> **WHAT THIS TASK INVOLVES**: Gather up all lines that carry the word "intake".

Dataset entries on figures:

^^^^^^^^

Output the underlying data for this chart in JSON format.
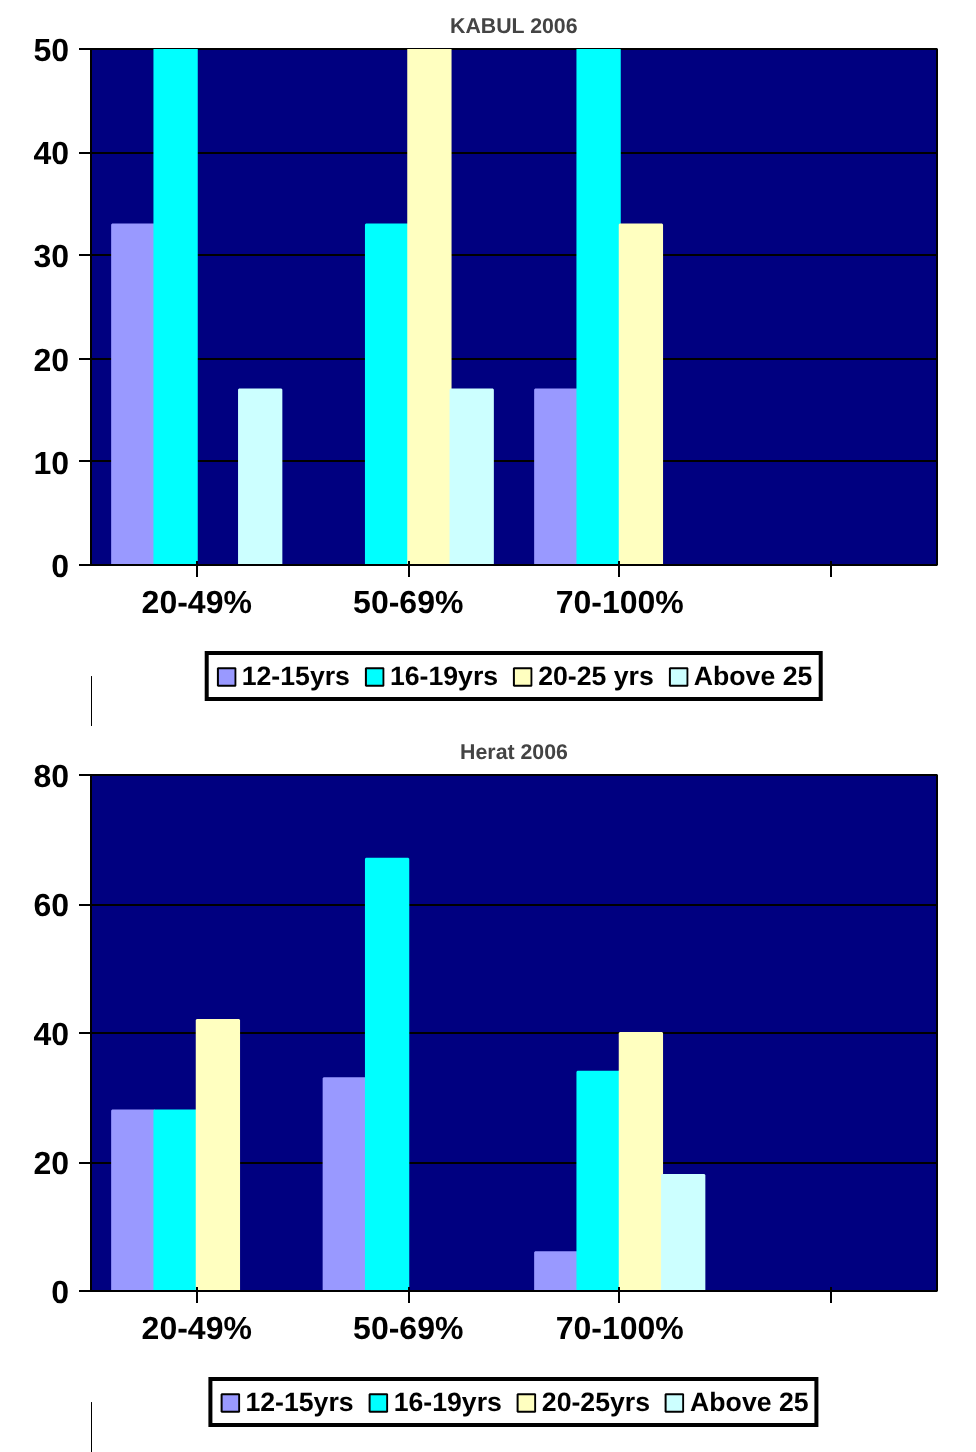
{
  "chart_data": [
    {
      "type": "bar",
      "title": "KABUL 2006",
      "categories": [
        "20-49%",
        "50-69%",
        "70-100%",
        null
      ],
      "series": [
        {
          "name": "12-15yrs",
          "color": "#9999ff",
          "values": [
            33,
            0,
            17,
            null
          ]
        },
        {
          "name": "16-19yrs",
          "color": "#00ffff",
          "values": [
            50,
            33,
            50,
            null
          ]
        },
        {
          "name": "20-25 yrs",
          "color": "#ffffc0",
          "values": [
            0,
            50,
            33,
            null
          ]
        },
        {
          "name": "Above 25",
          "color": "#ccffff",
          "values": [
            17,
            17,
            0,
            null
          ]
        }
      ],
      "ylim": [
        0,
        50
      ],
      "yticks": [
        0,
        10,
        20,
        30,
        40,
        50
      ],
      "grid": "y",
      "legend": "bottom"
    },
    {
      "type": "bar",
      "title": "Herat 2006",
      "categories": [
        "20-49%",
        "50-69%",
        "70-100%",
        null
      ],
      "series": [
        {
          "name": "12-15yrs",
          "color": "#9999ff",
          "values": [
            28,
            33,
            6,
            null
          ]
        },
        {
          "name": "16-19yrs",
          "color": "#00ffff",
          "values": [
            28,
            67,
            34,
            null
          ]
        },
        {
          "name": "20-25yrs",
          "color": "#ffffc0",
          "values": [
            42,
            0,
            40,
            null
          ]
        },
        {
          "name": "Above 25",
          "color": "#ccffff",
          "values": [
            0,
            0,
            18,
            null
          ]
        }
      ],
      "ylim": [
        0,
        80
      ],
      "yticks": [
        0,
        20,
        40,
        60,
        80
      ],
      "grid": "y",
      "legend": "bottom"
    }
  ]
}
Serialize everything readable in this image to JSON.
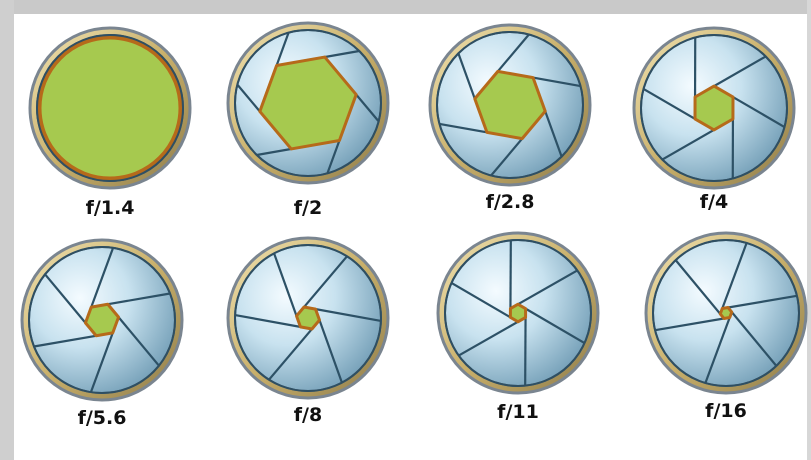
{
  "colors": {
    "opening": "#a6c94f",
    "opening_edge": "#b66a1a",
    "rim_outer": "#7a8590",
    "rim_gold": "#d5bd7a",
    "blade_light": "#eef6fb",
    "blade_dark": "#6f9bb4",
    "blade_line": "#2d5166",
    "frame": "#c9c9c9"
  },
  "apertures": [
    {
      "label": "f/1.4",
      "open_fraction": 0.9
    },
    {
      "label": "f/2",
      "open_fraction": 0.67
    },
    {
      "label": "f/2.8",
      "open_fraction": 0.49
    },
    {
      "label": "f/4",
      "open_fraction": 0.3
    },
    {
      "label": "f/5.6",
      "open_fraction": 0.23
    },
    {
      "label": "f/8",
      "open_fraction": 0.16
    },
    {
      "label": "f/11",
      "open_fraction": 0.12
    },
    {
      "label": "f/16",
      "open_fraction": 0.08
    }
  ]
}
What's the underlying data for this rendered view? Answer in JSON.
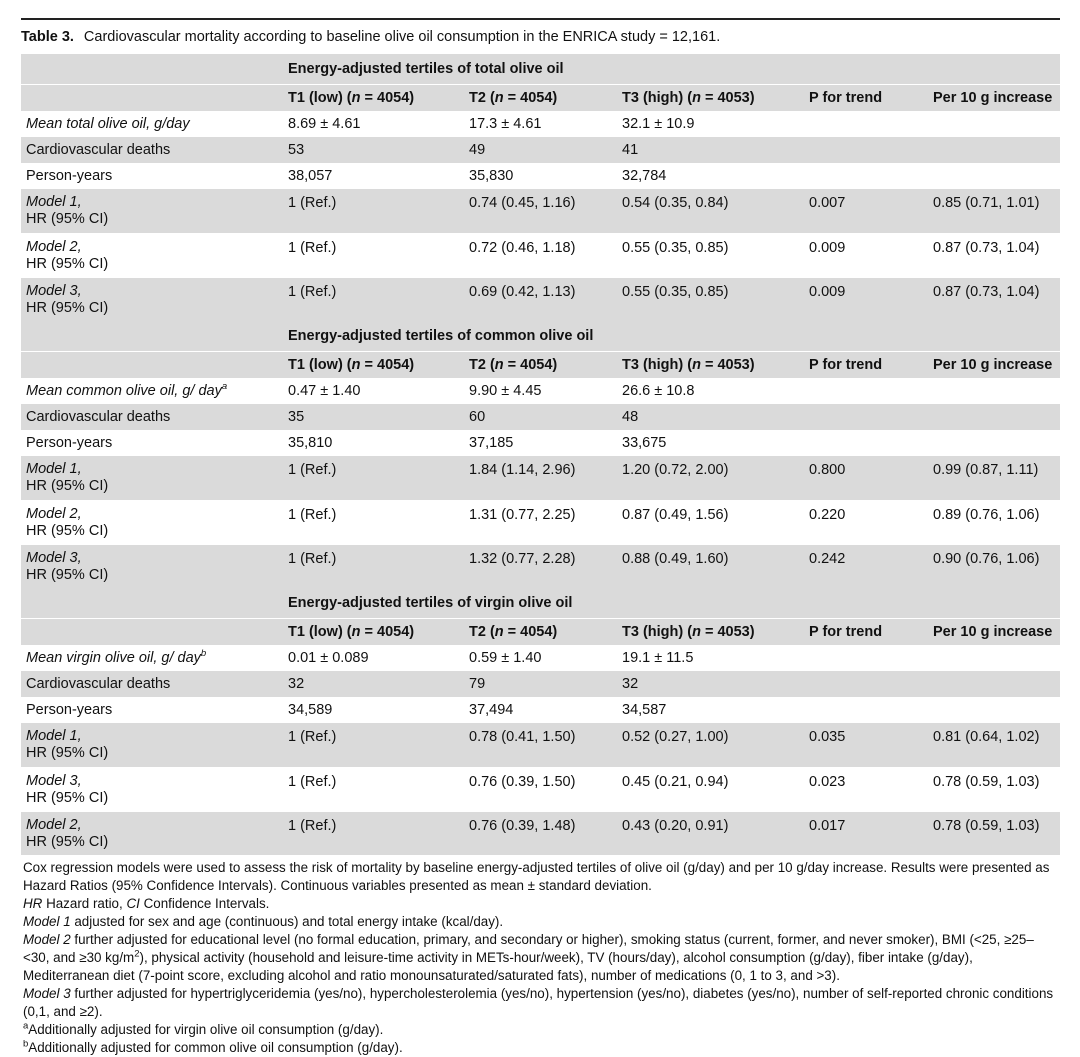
{
  "table": {
    "label": "Table 3.",
    "caption": "Cardiovascular mortality according to baseline olive oil consumption in the ENRICA study = 12,161."
  },
  "columns": [
    "T1 (low) (",
    "T2 (",
    "T3 (high) (",
    "P for trend",
    "Per 10 g increase"
  ],
  "n_values": {
    "t1": "n",
    "t2": "n",
    "t3": "n",
    "eq1": " = 4054)",
    "eq2": " = 4054)",
    "eq3": " = 4053)"
  },
  "sections": [
    {
      "title": "Energy-adjusted tertiles of total olive oil",
      "mean_label": "Mean total olive oil, g/day",
      "mean_sup": "",
      "mean": [
        "8.69 ± 4.61",
        "17.3 ± 4.61",
        "32.1 ± 10.9",
        "",
        ""
      ],
      "deaths_label": "Cardiovascular deaths",
      "deaths": [
        "53",
        "49",
        "41",
        "",
        ""
      ],
      "py_label": "Person-years",
      "py": [
        "38,057",
        "35,830",
        "32,784",
        "",
        ""
      ],
      "models": [
        {
          "name": "Model 1,",
          "sub": "HR (95% CI)",
          "vals": [
            "1 (Ref.)",
            "0.74 (0.45, 1.16)",
            "0.54 (0.35, 0.84)",
            "0.007",
            "0.85 (0.71, 1.01)"
          ]
        },
        {
          "name": "Model 2,",
          "sub": "HR (95% CI)",
          "vals": [
            "1 (Ref.)",
            "0.72 (0.46, 1.18)",
            "0.55 (0.35, 0.85)",
            "0.009",
            "0.87 (0.73, 1.04)"
          ]
        },
        {
          "name": "Model 3,",
          "sub": "HR (95% CI)",
          "vals": [
            "1 (Ref.)",
            "0.69 (0.42, 1.13)",
            "0.55 (0.35, 0.85)",
            "0.009",
            "0.87 (0.73, 1.04)"
          ]
        }
      ]
    },
    {
      "title": "Energy-adjusted tertiles of common olive oil",
      "mean_label": "Mean common olive oil, g/ day",
      "mean_sup": "a",
      "mean": [
        "0.47 ± 1.40",
        "9.90 ± 4.45",
        "26.6 ± 10.8",
        "",
        ""
      ],
      "deaths_label": "Cardiovascular deaths",
      "deaths": [
        "35",
        "60",
        "48",
        "",
        ""
      ],
      "py_label": "Person-years",
      "py": [
        "35,810",
        "37,185",
        "33,675",
        "",
        ""
      ],
      "models": [
        {
          "name": "Model 1,",
          "sub": "HR (95% CI)",
          "vals": [
            "1 (Ref.)",
            "1.84 (1.14, 2.96)",
            "1.20 (0.72, 2.00)",
            "0.800",
            "0.99 (0.87, 1.11)"
          ]
        },
        {
          "name": "Model 2,",
          "sub": "HR (95% CI)",
          "vals": [
            "1 (Ref.)",
            "1.31 (0.77, 2.25)",
            "0.87 (0.49, 1.56)",
            "0.220",
            "0.89 (0.76, 1.06)"
          ]
        },
        {
          "name": "Model 3,",
          "sub": "HR (95% CI)",
          "vals": [
            "1 (Ref.)",
            "1.32 (0.77, 2.28)",
            "0.88 (0.49, 1.60)",
            "0.242",
            "0.90 (0.76, 1.06)"
          ]
        }
      ]
    },
    {
      "title": "Energy-adjusted tertiles of virgin olive oil",
      "mean_label": "Mean virgin olive oil, g/ day",
      "mean_sup": "b",
      "mean": [
        "0.01 ± 0.089",
        "0.59 ± 1.40",
        "19.1 ± 11.5",
        "",
        ""
      ],
      "deaths_label": "Cardiovascular deaths",
      "deaths": [
        "32",
        "79",
        "32",
        "",
        ""
      ],
      "py_label": "Person-years",
      "py": [
        "34,589",
        "37,494",
        "34,587",
        "",
        ""
      ],
      "models": [
        {
          "name": "Model 1,",
          "sub": "HR (95% CI)",
          "vals": [
            "1 (Ref.)",
            "0.78 (0.41, 1.50)",
            "0.52 (0.27, 1.00)",
            "0.035",
            "0.81 (0.64, 1.02)"
          ]
        },
        {
          "name": "Model 3,",
          "sub": "HR (95% CI)",
          "vals": [
            "1 (Ref.)",
            "0.76 (0.39, 1.50)",
            "0.45 (0.21, 0.94)",
            "0.023",
            "0.78 (0.59, 1.03)"
          ]
        },
        {
          "name": "Model 2,",
          "sub": "HR (95% CI)",
          "vals": [
            "1 (Ref.)",
            "0.76 (0.39, 1.48)",
            "0.43 (0.20, 0.91)",
            "0.017",
            "0.78 (0.59, 1.03)"
          ]
        }
      ]
    }
  ],
  "notes": {
    "cox": "Cox regression models were used to assess the risk of mortality by baseline energy-adjusted tertiles of olive oil (g/day) and per 10 g/day increase. Results were presented as Hazard Ratios (95% Confidence Intervals). Continuous variables presented as mean ± standard deviation.",
    "abbr_hr": "HR",
    "abbr_hr_text": " Hazard ratio, ",
    "abbr_ci": "CI",
    "abbr_ci_text": " Confidence Intervals.",
    "m1_name": "Model 1",
    "m1_text": " adjusted for sex and age (continuous) and total energy intake (kcal/day).",
    "m2_name": "Model 2",
    "m2_text_a": " further adjusted for educational level (no formal education, primary, and secondary or higher), smoking status (current, former, and never smoker), BMI (<25, ≥25–<30, and ≥30 kg/m",
    "m2_sup": "2",
    "m2_text_b": "), physical activity (household and leisure-time activity in METs-hour/week), TV (hours/day), alcohol consumption (g/day), fiber intake (g/day), Mediterranean diet (7-point score, excluding alcohol and ratio monounsaturated/saturated fats), number of medications (0, 1 to 3, and >3).",
    "m3_name": "Model 3",
    "m3_text": " further adjusted for hypertriglyceridemia (yes/no), hypercholesterolemia (yes/no), hypertension (yes/no), diabetes (yes/no), number of self-reported chronic conditions (0,1, and ≥2).",
    "fa_sup": "a",
    "fa_text": "Additionally adjusted for virgin olive oil consumption (g/day).",
    "fb_sup": "b",
    "fb_text": "Additionally adjusted for common olive oil consumption (g/day)."
  }
}
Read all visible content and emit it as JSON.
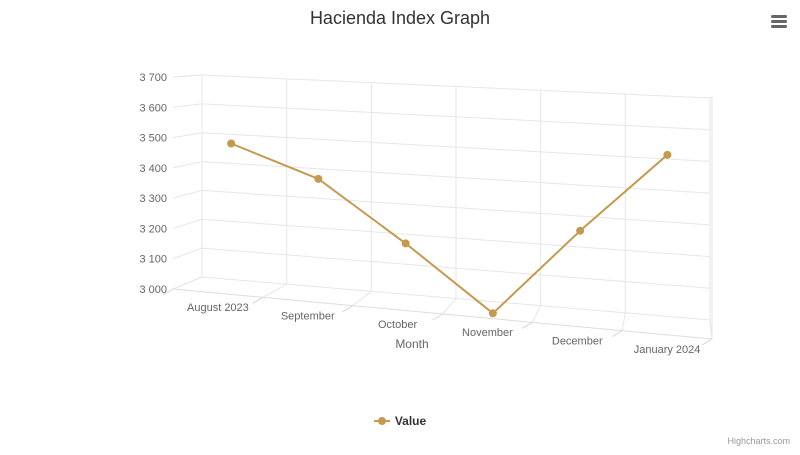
{
  "chart_data": {
    "type": "line",
    "title": "Hacienda Index Graph",
    "xlabel": "Month",
    "ylabel": "",
    "categories": [
      "August 2023",
      "September",
      "October",
      "November",
      "December",
      "January 2024"
    ],
    "series": [
      {
        "name": "Value",
        "color": "#c49a50",
        "values": [
          3480,
          3380,
          3190,
          2990,
          3270,
          3520
        ]
      }
    ],
    "ylim": [
      3000,
      3700
    ],
    "yticks": [
      3000,
      3100,
      3200,
      3300,
      3400,
      3500,
      3600,
      3700
    ],
    "ytick_labels": [
      "3 000",
      "3 100",
      "3 200",
      "3 300",
      "3 400",
      "3 500",
      "3 600",
      "3 700"
    ],
    "grid": true,
    "legend_position": "bottom-center",
    "style": "3d"
  },
  "ui": {
    "menu_icon": "hamburger-icon",
    "credits": "Highcharts.com"
  }
}
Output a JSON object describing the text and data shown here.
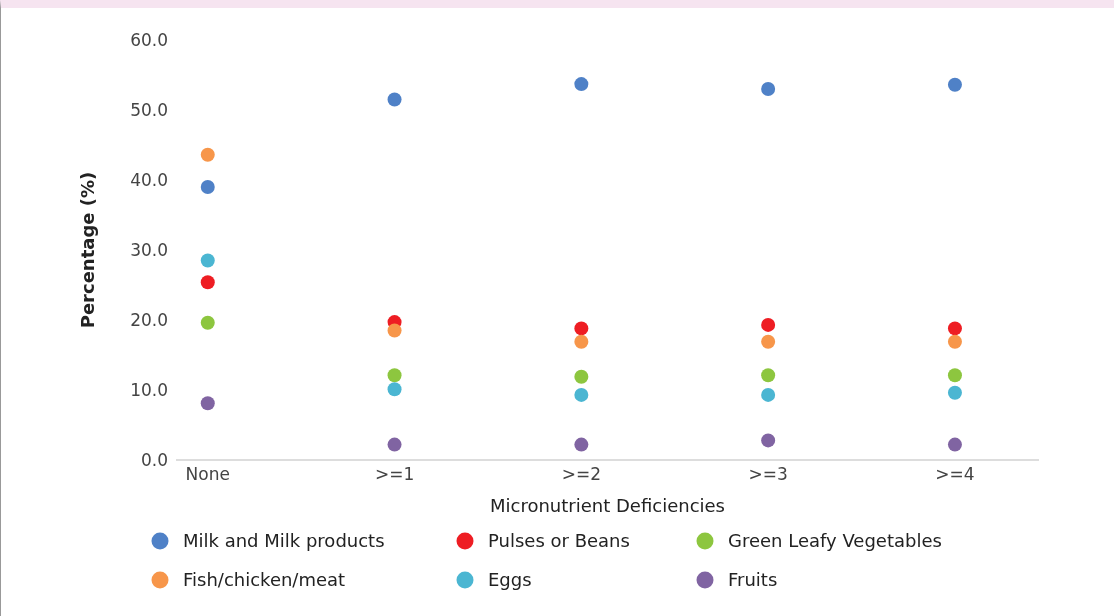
{
  "chart_data": {
    "type": "scatter",
    "xlabel": "Micronutrient Deficiencies",
    "ylabel": "Percentage (%)",
    "categories": [
      "None",
      ">=1",
      ">=2",
      ">=3",
      ">=4"
    ],
    "ylim": [
      0,
      60
    ],
    "yticks": [
      {
        "value": 0,
        "label": "0.0"
      },
      {
        "value": 10,
        "label": "10.0"
      },
      {
        "value": 20,
        "label": "20.0"
      },
      {
        "value": 30,
        "label": "30.0"
      },
      {
        "value": 40,
        "label": "40.0"
      },
      {
        "value": 50,
        "label": "50.0"
      },
      {
        "value": 60,
        "label": "60.0"
      }
    ],
    "grid": false,
    "legend": "bottom",
    "marker": "circle",
    "series": [
      {
        "name": "Milk and Milk products",
        "color": "#4f81c7",
        "values": [
          39.0,
          51.5,
          53.7,
          53.0,
          53.6
        ]
      },
      {
        "name": "Pulses or Beans",
        "color": "#ee1d23",
        "values": [
          25.4,
          19.7,
          18.8,
          19.3,
          18.8
        ]
      },
      {
        "name": "Green Leafy Vegetables",
        "color": "#8dc63f",
        "values": [
          19.6,
          12.1,
          11.9,
          12.1,
          12.1
        ]
      },
      {
        "name": "Fish/chicken/meat",
        "color": "#f7964a",
        "values": [
          43.6,
          18.5,
          16.9,
          16.9,
          16.9
        ]
      },
      {
        "name": "Eggs",
        "color": "#4bb6d2",
        "values": [
          28.5,
          10.1,
          9.3,
          9.3,
          9.6
        ]
      },
      {
        "name": "Fruits",
        "color": "#8064a2",
        "values": [
          8.1,
          2.2,
          2.2,
          2.8,
          2.2
        ]
      }
    ]
  }
}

^^^^^^^^

> **RESPONSE TO THE TASK**:
    "m1_text": " adjusted for sex and age (continuous) and total energy intake (kcal/day).",
    "m2_text_b": "), physical activity (household and leisure-time activity in METs-hour/week), TV (hours/day), alcohol consumption (g/day), fiber intake (g/day), Mediterranean diet (7-point score, excluding alcohol and ratio monounsaturated/saturated fats), number of medications (0, 1 to 3, and >3).",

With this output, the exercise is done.